Exercise goal: Your copy of the material must match it exactly, except that pictures are dropped.

Data for this task:
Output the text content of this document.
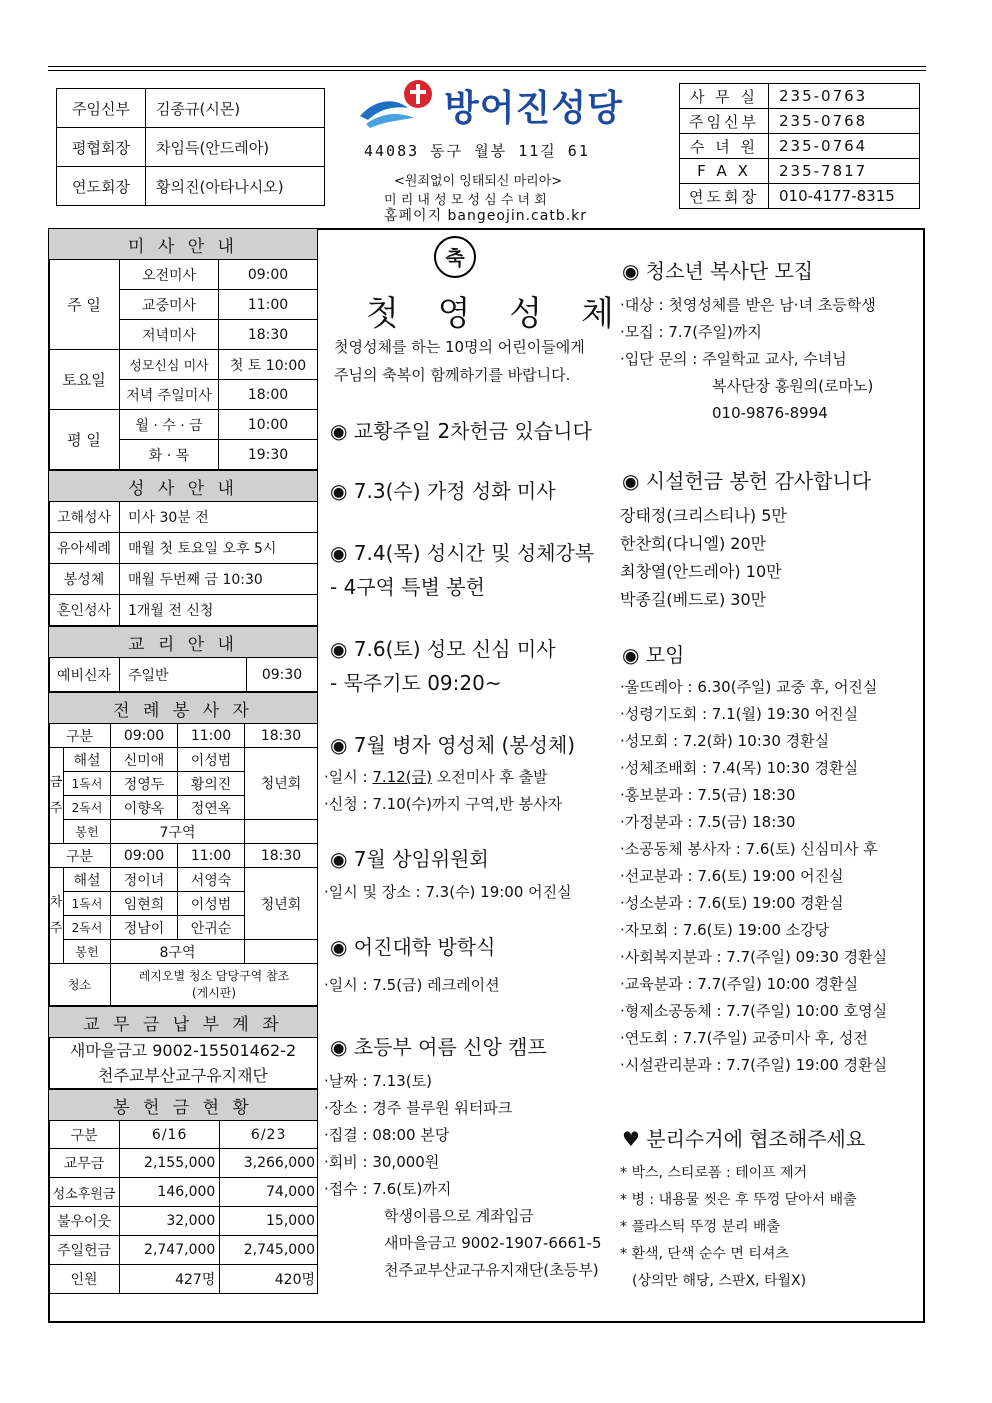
주임신부	김종규(시몬)
평협회장	차임득(안드레아)
연도회장	황의진(아타나시오)
방어진성당
44083 동구 월봉 11길 61
<원죄없이 잉태되신 마리아>
미 리 내 성 모 성 심 수 녀 회
홈페이지 bangeojin.catb.kr
사 무 실	235-0763
주임신부	235-0768
수 녀 원	235-0764
F A X	235-7817
연도회장	010-4177-8315
미 사 안 내		
주 일	오전미사	09:00
	교중미사	11:00
	저녁미사	18:30
토요일	성모신심 미사	첫 토 10:00
	저녁 주일미사	18:00
평 일	월 · 수 · 금	10:00
	화 · 목	19:30
성 사 안 내	
고해성사	미사 30분 전
유아세례	매월 첫 토요일 오후 5시
봉성체	매월 두번째 금 10:30
혼인성사	1개월 전 신청
교 리 안 내
예비신자	주일반	09:30
전 례 봉 사 자				
구분		09:00	11:00	18:30
금주	해설	신미애	이성범	청년회
	1독서	정영두	황의진	
	2독서	이향옥	정연옥	
	봉헌	7구역		
구분		09:00	11:00	18:30
차주	해설	정이녀	서영숙	청년회
	1독서	임현희	이성범	
	2독서	정남이	안귀순	
	봉헌	8구역		
청소		레지오별 청소 담당구역 참조
(게시판)		
교 무 금 납 부 계 좌
새마을금고 9002-15501462-2
천주교부산교구유지재단
봉 헌 금 현 황		
구분	6/16	6/23
교무금	2,155,000	3,266,000
성소후원금	146,000	74,000
불우이웃	32,000	15,000
주일헌금	2,747,000	2,745,000
인원	427명	420명
축
첫 영 성 체
첫영성체를 하는 10명의 어린이들에게
주님의 축복이 함께하기를 바랍니다.
◉ 교황주일 2차헌금 있습니다
◉ 7.3(수) 가정 성화 미사
◉ 7.4(목) 성시간 및 성체강복
- 4구역 특별 봉헌
◉ 7.6(토) 성모 신심 미사
- 묵주기도 09:20~
◉ 7월 병자 영성체 (봉성체)
·일시 : 7.12(금) 오전미사 후 출발
·신청 : 7.10(수)까지 구역,반 봉사자
◉ 7월 상임위원회
·일시 및 장소 : 7.3(수) 19:00 어진실
◉ 어진대학 방학식
·일시 : 7.5(금) 레크레이션
◉ 초등부 여름 신앙 캠프
·날짜 : 7.13(토)
·장소 : 경주 블루원 워터파크
·집결 : 08:00 본당
·회비 : 30,000원
·접수 : 7.6(토)까지
학생이름으로 계좌입금
새마을금고 9002-1907-6661-5
천주교부산교구유지재단(초등부)
◉ 청소년 복사단 모집
·대상 : 첫영성체를 받은 남·녀 초등학생
·모집 : 7.7(주일)까지
·입단 문의 : 주일학교 교사, 수녀님
복사단장 홍원의(로마노)
010-9876-8994
◉ 시설헌금 봉헌 감사합니다
장태정(크리스티나) 5만
한찬희(다니엘) 20만
최창열(안드레아) 10만
박종길(베드로) 30만
◉ 모임
·울뜨레아 : 6.30(주일) 교중 후, 어진실
·성령기도회 : 7.1(월) 19:30 어진실
·성모회 : 7.2(화) 10:30 경환실
·성체조배회 : 7.4(목) 10:30 경환실
·홍보분과 : 7.5(금) 18:30
·가정분과 : 7.5(금) 18:30
·소공동체 봉사자 : 7.6(토) 신심미사 후
·선교분과 : 7.6(토) 19:00 어진실
·성소분과 : 7.6(토) 19:00 경환실
·자모회 : 7.6(토) 19:00 소강당
·사회복지분과 : 7.7(주일) 09:30 경환실
·교육분과 : 7.7(주일) 10:00 경환실
·형제소공동체 : 7.7(주일) 10:00 호영실
·연도회 : 7.7(주일) 교중미사 후, 성전
·시설관리분과 : 7.7(주일) 19:00 경환실
♥ 분리수거에 협조해주세요
* 박스, 스티로폼 : 테이프 제거
* 병 : 내용물 씻은 후 뚜껑 닫아서 배출
* 플라스틱 뚜껑 분리 배출
* 환색, 단색 순수 면 티셔츠
(상의만 해당, 스판X, 타월X)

Written response:
Output the text content of this document.
주임신부	김종규(시몬)
평협회장	차임득(안드레아)
연도회장	황의진(아타나시오)
방어진성당
44083 동구 월봉 11길 61
<원죄없이 잉태되신 마리아>
미 리 내 성 모 성 심 수 녀 회
홈페이지 bangeojin.catb.kr
사 무 실	235-0763
주임신부	235-0768
수 녀 원	235-0764
F A X	235-7817
연도회장	010-4177-8315
미 사 안 내		
주 일	오전미사	09:00
	교중미사	11:00
	저녁미사	18:30
토요일	성모신심 미사	첫 토 10:00
	저녁 주일미사	18:00
평 일	월 · 수 · 금	10:00
	화 · 목	19:30
성 사 안 내	
고해성사	미사 30분 전
유아세례	매월 첫 토요일 오후 5시
봉성체	매월 두번째 금 10:30
혼인성사	1개월 전 신청
교 리 안 내
예비신자	주일반	09:30
전 례 봉 사 자				
구분		09:00	11:00	18:30
금주	해설	신미애	이성범	청년회
	1독서	정영두	황의진	
	2독서	이향옥	정연옥	
	봉헌	7구역		
구분		09:00	11:00	18:30
차주	해설	정이녀	서영숙	청년회
	1독서	임현희	이성범	
	2독서	정남이	안귀순	
	봉헌	8구역		
청소		레지오별 청소 담당구역 참조
(게시판)		
교 무 금 납 부 계 좌
새마을금고 9002-15501462-2
천주교부산교구유지재단
봉 헌 금 현 황		
구분	6/16	6/23
교무금	2,155,000	3,266,000
성소후원금	146,000	74,000
불우이웃	32,000	15,000
주일헌금	2,747,000	2,745,000
인원	427명	420명
축
첫 영 성 체
첫영성체를 하는 10명의 어린이들에게
주님의 축복이 함께하기를 바랍니다.
◉ 교황주일 2차헌금 있습니다
◉ 7.3(수) 가정 성화 미사
◉ 7.4(목) 성시간 및 성체강복
- 4구역 특별 봉헌
◉ 7.6(토) 성모 신심 미사
- 묵주기도 09:20~
◉ 7월 병자 영성체 (봉성체)
·일시 : 7.12(금) 오전미사 후 출발
·신청 : 7.10(수)까지 구역,반 봉사자
◉ 7월 상임위원회
·일시 및 장소 : 7.3(수) 19:00 어진실
◉ 어진대학 방학식
·일시 : 7.5(금) 레크레이션
◉ 초등부 여름 신앙 캠프
·날짜 : 7.13(토)
·장소 : 경주 블루원 워터파크
·집결 : 08:00 본당
·회비 : 30,000원
·접수 : 7.6(토)까지
학생이름으로 계좌입금
새마을금고 9002-1907-6661-5
천주교부산교구유지재단(초등부)
◉ 청소년 복사단 모집
·대상 : 첫영성체를 받은 남·녀 초등학생
·모집 : 7.7(주일)까지
·입단 문의 : 주일학교 교사, 수녀님
복사단장 홍원의(로마노)
010-9876-8994
◉ 시설헌금 봉헌 감사합니다
장태정(크리스티나) 5만
한찬희(다니엘) 20만
최창열(안드레아) 10만
박종길(베드로) 30만
◉ 모임
·울뜨레아 : 6.30(주일) 교중 후, 어진실
·성령기도회 : 7.1(월) 19:30 어진실
·성모회 : 7.2(화) 10:30 경환실
·성체조배회 : 7.4(목) 10:30 경환실
·홍보분과 : 7.5(금) 18:30
·가정분과 : 7.5(금) 18:30
·소공동체 봉사자 : 7.6(토) 신심미사 후
·선교분과 : 7.6(토) 19:00 어진실
·성소분과 : 7.6(토) 19:00 경환실
·자모회 : 7.6(토) 19:00 소강당
·사회복지분과 : 7.7(주일) 09:30 경환실
·교육분과 : 7.7(주일) 10:00 경환실
·형제소공동체 : 7.7(주일) 10:00 호영실
·연도회 : 7.7(주일) 교중미사 후, 성전
·시설관리분과 : 7.7(주일) 19:00 경환실
♥ 분리수거에 협조해주세요
* 박스, 스티로폼 : 테이프 제거
* 병 : 내용물 씻은 후 뚜껑 닫아서 배출
* 플라스틱 뚜껑 분리 배출
* 환색, 단색 순수 면 티셔츠
(상의만 해당, 스판X, 타월X)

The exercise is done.